[Figure record extracts]
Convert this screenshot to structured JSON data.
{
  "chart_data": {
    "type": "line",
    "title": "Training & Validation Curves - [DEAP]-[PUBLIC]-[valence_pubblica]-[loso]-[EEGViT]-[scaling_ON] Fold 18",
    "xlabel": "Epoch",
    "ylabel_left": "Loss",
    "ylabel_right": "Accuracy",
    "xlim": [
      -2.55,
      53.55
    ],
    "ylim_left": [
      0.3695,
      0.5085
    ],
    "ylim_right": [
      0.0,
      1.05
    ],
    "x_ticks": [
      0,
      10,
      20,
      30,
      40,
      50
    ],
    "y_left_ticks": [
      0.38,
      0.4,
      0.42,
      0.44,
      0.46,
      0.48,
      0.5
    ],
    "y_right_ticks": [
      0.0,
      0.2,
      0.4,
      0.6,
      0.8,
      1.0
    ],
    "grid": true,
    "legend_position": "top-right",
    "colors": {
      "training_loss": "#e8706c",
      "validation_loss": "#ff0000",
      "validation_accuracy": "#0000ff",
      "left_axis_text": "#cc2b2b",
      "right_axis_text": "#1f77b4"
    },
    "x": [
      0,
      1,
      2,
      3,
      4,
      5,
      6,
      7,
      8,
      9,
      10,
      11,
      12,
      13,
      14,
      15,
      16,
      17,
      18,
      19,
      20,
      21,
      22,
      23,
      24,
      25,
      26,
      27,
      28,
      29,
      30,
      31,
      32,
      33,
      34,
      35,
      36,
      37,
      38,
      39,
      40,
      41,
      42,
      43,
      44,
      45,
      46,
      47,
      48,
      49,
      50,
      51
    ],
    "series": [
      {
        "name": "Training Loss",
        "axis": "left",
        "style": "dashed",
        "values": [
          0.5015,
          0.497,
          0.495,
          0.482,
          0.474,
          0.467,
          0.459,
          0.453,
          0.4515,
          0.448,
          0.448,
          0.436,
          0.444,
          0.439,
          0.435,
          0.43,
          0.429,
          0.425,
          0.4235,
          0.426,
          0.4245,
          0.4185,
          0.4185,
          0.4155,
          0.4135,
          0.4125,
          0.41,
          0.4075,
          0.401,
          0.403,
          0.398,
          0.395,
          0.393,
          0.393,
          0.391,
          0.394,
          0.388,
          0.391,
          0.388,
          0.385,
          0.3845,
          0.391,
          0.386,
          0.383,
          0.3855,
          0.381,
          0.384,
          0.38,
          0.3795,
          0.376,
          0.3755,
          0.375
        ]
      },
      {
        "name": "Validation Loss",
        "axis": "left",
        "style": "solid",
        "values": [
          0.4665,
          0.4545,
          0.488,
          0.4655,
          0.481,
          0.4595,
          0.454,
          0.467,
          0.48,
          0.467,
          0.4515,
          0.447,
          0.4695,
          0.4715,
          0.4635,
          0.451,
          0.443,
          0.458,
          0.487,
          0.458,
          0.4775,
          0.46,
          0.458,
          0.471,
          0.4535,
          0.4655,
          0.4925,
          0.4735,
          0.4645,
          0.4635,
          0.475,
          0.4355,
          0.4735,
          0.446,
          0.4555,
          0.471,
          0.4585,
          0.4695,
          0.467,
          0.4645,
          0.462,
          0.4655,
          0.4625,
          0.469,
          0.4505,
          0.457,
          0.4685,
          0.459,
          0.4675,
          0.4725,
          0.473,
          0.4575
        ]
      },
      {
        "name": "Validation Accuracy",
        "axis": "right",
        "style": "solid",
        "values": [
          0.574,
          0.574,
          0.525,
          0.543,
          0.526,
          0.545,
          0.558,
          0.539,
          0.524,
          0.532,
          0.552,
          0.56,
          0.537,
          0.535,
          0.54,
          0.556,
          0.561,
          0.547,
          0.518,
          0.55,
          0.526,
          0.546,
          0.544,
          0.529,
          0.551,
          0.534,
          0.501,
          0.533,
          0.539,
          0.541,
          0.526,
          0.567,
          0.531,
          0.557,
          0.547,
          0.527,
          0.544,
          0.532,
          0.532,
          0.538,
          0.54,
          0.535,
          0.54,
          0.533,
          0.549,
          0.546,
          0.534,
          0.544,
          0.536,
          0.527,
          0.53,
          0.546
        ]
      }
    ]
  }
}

**Task brief:** Write out every entry again, keeping each line exactly the same.

**Exercise solution:**
Convert this screenshot to structured JSON data.
{
  "chart_data": {
    "type": "line",
    "title": "Training & Validation Curves - [DEAP]-[PUBLIC]-[valence_pubblica]-[loso]-[EEGViT]-[scaling_ON] Fold 18",
    "xlabel": "Epoch",
    "ylabel_left": "Loss",
    "ylabel_right": "Accuracy",
    "xlim": [
      -2.55,
      53.55
    ],
    "ylim_left": [
      0.3695,
      0.5085
    ],
    "ylim_right": [
      0.0,
      1.05
    ],
    "x_ticks": [
      0,
      10,
      20,
      30,
      40,
      50
    ],
    "y_left_ticks": [
      0.38,
      0.4,
      0.42,
      0.44,
      0.46,
      0.48,
      0.5
    ],
    "y_right_ticks": [
      0.0,
      0.2,
      0.4,
      0.6,
      0.8,
      1.0
    ],
    "grid": true,
    "legend_position": "top-right",
    "colors": {
      "training_loss": "#e8706c",
      "validation_loss": "#ff0000",
      "validation_accuracy": "#0000ff",
      "left_axis_text": "#cc2b2b",
      "right_axis_text": "#1f77b4"
    },
    "x": [
      0,
      1,
      2,
      3,
      4,
      5,
      6,
      7,
      8,
      9,
      10,
      11,
      12,
      13,
      14,
      15,
      16,
      17,
      18,
      19,
      20,
      21,
      22,
      23,
      24,
      25,
      26,
      27,
      28,
      29,
      30,
      31,
      32,
      33,
      34,
      35,
      36,
      37,
      38,
      39,
      40,
      41,
      42,
      43,
      44,
      45,
      46,
      47,
      48,
      49,
      50,
      51
    ],
    "series": [
      {
        "name": "Training Loss",
        "axis": "left",
        "style": "dashed",
        "values": [
          0.5015,
          0.497,
          0.495,
          0.482,
          0.474,
          0.467,
          0.459,
          0.453,
          0.4515,
          0.448,
          0.448,
          0.436,
          0.444,
          0.439,
          0.435,
          0.43,
          0.429,
          0.425,
          0.4235,
          0.426,
          0.4245,
          0.4185,
          0.4185,
          0.4155,
          0.4135,
          0.4125,
          0.41,
          0.4075,
          0.401,
          0.403,
          0.398,
          0.395,
          0.393,
          0.393,
          0.391,
          0.394,
          0.388,
          0.391,
          0.388,
          0.385,
          0.3845,
          0.391,
          0.386,
          0.383,
          0.3855,
          0.381,
          0.384,
          0.38,
          0.3795,
          0.376,
          0.3755,
          0.375
        ]
      },
      {
        "name": "Validation Loss",
        "axis": "left",
        "style": "solid",
        "values": [
          0.4665,
          0.4545,
          0.488,
          0.4655,
          0.481,
          0.4595,
          0.454,
          0.467,
          0.48,
          0.467,
          0.4515,
          0.447,
          0.4695,
          0.4715,
          0.4635,
          0.451,
          0.443,
          0.458,
          0.487,
          0.458,
          0.4775,
          0.46,
          0.458,
          0.471,
          0.4535,
          0.4655,
          0.4925,
          0.4735,
          0.4645,
          0.4635,
          0.475,
          0.4355,
          0.4735,
          0.446,
          0.4555,
          0.471,
          0.4585,
          0.4695,
          0.467,
          0.4645,
          0.462,
          0.4655,
          0.4625,
          0.469,
          0.4505,
          0.457,
          0.4685,
          0.459,
          0.4675,
          0.4725,
          0.473,
          0.4575
        ]
      },
      {
        "name": "Validation Accuracy",
        "axis": "right",
        "style": "solid",
        "values": [
          0.574,
          0.574,
          0.525,
          0.543,
          0.526,
          0.545,
          0.558,
          0.539,
          0.524,
          0.532,
          0.552,
          0.56,
          0.537,
          0.535,
          0.54,
          0.556,
          0.561,
          0.547,
          0.518,
          0.55,
          0.526,
          0.546,
          0.544,
          0.529,
          0.551,
          0.534,
          0.501,
          0.533,
          0.539,
          0.541,
          0.526,
          0.567,
          0.531,
          0.557,
          0.547,
          0.527,
          0.544,
          0.532,
          0.532,
          0.538,
          0.54,
          0.535,
          0.54,
          0.533,
          0.549,
          0.546,
          0.534,
          0.544,
          0.536,
          0.527,
          0.53,
          0.546
        ]
      }
    ]
  }
}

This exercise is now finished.